### GIVEN RECORDS

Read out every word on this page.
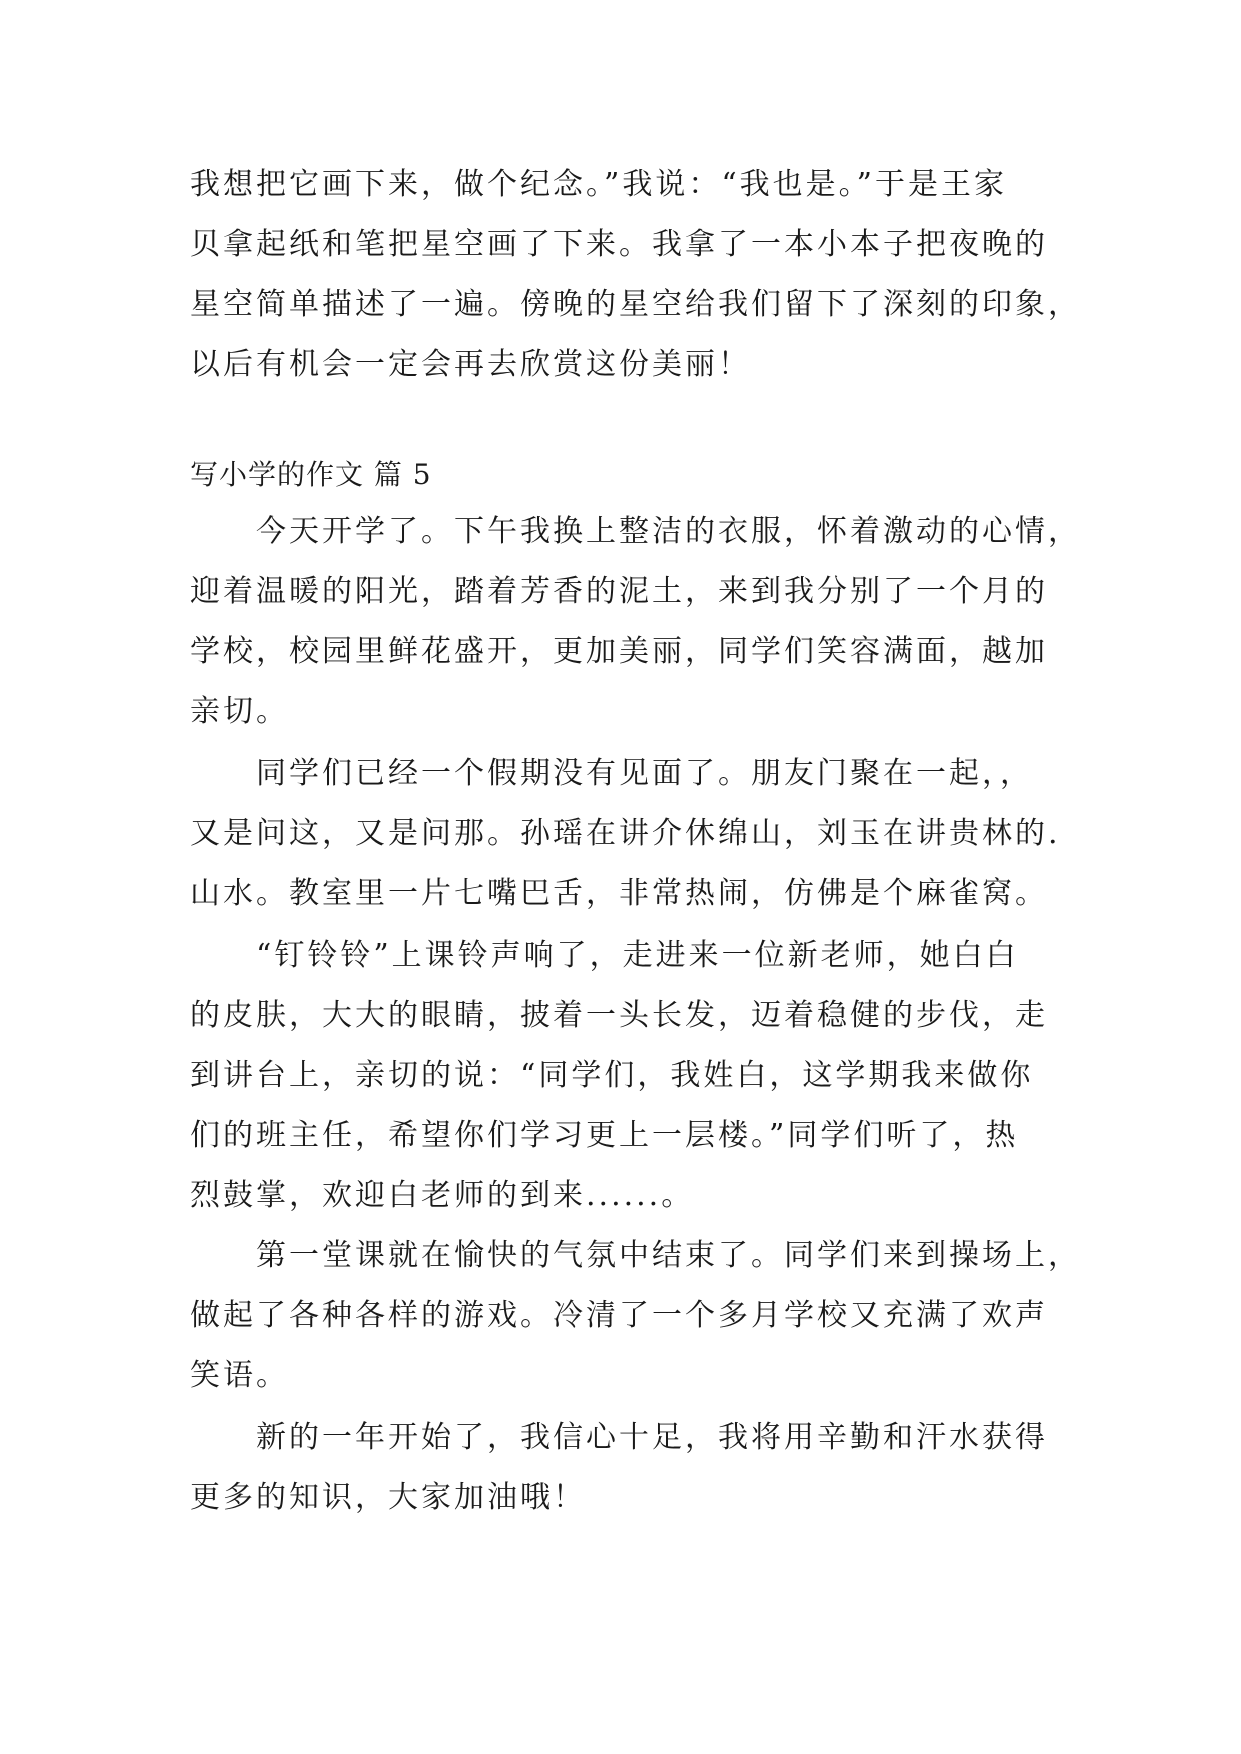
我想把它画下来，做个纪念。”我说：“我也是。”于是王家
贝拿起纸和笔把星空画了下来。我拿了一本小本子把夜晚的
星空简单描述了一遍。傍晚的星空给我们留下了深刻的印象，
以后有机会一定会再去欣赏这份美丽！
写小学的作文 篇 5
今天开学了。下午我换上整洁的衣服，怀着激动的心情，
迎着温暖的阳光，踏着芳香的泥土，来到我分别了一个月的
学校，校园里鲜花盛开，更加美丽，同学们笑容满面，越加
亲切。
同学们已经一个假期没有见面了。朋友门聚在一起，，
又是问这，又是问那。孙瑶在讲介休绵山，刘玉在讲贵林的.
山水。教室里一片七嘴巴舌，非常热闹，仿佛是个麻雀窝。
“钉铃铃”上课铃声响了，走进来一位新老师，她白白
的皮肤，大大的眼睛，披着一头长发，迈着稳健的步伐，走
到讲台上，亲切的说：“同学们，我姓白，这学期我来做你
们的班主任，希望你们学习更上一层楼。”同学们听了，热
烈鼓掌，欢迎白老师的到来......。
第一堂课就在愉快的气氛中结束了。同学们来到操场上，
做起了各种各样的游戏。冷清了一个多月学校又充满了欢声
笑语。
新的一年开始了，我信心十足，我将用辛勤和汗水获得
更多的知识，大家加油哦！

######

▸ GIVEN TASK
Keep the pictures out of your copy, and repeat every entry above exactly.

▸ OUTPUT FOR THIS EXERCISE
Read out every word on this page.
我想把它画下来，做个纪念。”我说：“我也是。”于是王家
贝拿起纸和笔把星空画了下来。我拿了一本小本子把夜晚的
星空简单描述了一遍。傍晚的星空给我们留下了深刻的印象，
以后有机会一定会再去欣赏这份美丽！
写小学的作文 篇 5
今天开学了。下午我换上整洁的衣服，怀着激动的心情，
迎着温暖的阳光，踏着芳香的泥土，来到我分别了一个月的
学校，校园里鲜花盛开，更加美丽，同学们笑容满面，越加
亲切。
同学们已经一个假期没有见面了。朋友门聚在一起，，
又是问这，又是问那。孙瑶在讲介休绵山，刘玉在讲贵林的.
山水。教室里一片七嘴巴舌，非常热闹，仿佛是个麻雀窝。
“钉铃铃”上课铃声响了，走进来一位新老师，她白白
的皮肤，大大的眼睛，披着一头长发，迈着稳健的步伐，走
到讲台上，亲切的说：“同学们，我姓白，这学期我来做你
们的班主任，希望你们学习更上一层楼。”同学们听了，热
烈鼓掌，欢迎白老师的到来......。
第一堂课就在愉快的气氛中结束了。同学们来到操场上，
做起了各种各样的游戏。冷清了一个多月学校又充满了欢声
笑语。
新的一年开始了，我信心十足，我将用辛勤和汗水获得
更多的知识，大家加油哦！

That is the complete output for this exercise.